## BEGIN DATA TO USE
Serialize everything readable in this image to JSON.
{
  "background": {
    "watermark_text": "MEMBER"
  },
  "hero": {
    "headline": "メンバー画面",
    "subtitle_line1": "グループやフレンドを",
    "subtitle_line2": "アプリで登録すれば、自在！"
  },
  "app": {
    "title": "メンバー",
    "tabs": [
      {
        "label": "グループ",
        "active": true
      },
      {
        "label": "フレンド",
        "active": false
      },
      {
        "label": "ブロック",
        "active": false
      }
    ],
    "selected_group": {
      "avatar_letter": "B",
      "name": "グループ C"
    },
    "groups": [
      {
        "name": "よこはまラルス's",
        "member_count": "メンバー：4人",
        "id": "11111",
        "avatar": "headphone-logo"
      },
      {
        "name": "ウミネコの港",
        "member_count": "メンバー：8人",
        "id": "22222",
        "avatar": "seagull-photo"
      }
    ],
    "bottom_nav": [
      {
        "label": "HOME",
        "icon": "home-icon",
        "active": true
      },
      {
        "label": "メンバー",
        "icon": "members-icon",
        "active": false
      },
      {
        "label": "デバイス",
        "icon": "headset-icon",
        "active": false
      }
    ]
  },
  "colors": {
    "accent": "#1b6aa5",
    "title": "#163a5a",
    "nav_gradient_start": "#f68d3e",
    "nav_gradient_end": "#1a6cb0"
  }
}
## END DATA TO USE
_EXERCISE DETAILS:_
Go through the entries and repeat each one exactly.

_RESULT:_
Serialize everything readable in this image to JSON.
{
  "background": {
    "watermark_text": "MEMBER"
  },
  "hero": {
    "headline": "メンバー画面",
    "subtitle_line1": "グループやフレンドを",
    "subtitle_line2": "アプリで登録すれば、自在！"
  },
  "app": {
    "title": "メンバー",
    "tabs": [
      {
        "label": "グループ",
        "active": true
      },
      {
        "label": "フレンド",
        "active": false
      },
      {
        "label": "ブロック",
        "active": false
      }
    ],
    "selected_group": {
      "avatar_letter": "B",
      "name": "グループ C"
    },
    "groups": [
      {
        "name": "よこはまラルス's",
        "member_count": "メンバー：4人",
        "id": "11111",
        "avatar": "headphone-logo"
      },
      {
        "name": "ウミネコの港",
        "member_count": "メンバー：8人",
        "id": "22222",
        "avatar": "seagull-photo"
      }
    ],
    "bottom_nav": [
      {
        "label": "HOME",
        "icon": "home-icon",
        "active": true
      },
      {
        "label": "メンバー",
        "icon": "members-icon",
        "active": false
      },
      {
        "label": "デバイス",
        "icon": "headset-icon",
        "active": false
      }
    ]
  },
  "colors": {
    "accent": "#1b6aa5",
    "title": "#163a5a",
    "nav_gradient_start": "#f68d3e",
    "nav_gradient_end": "#1a6cb0"
  }
}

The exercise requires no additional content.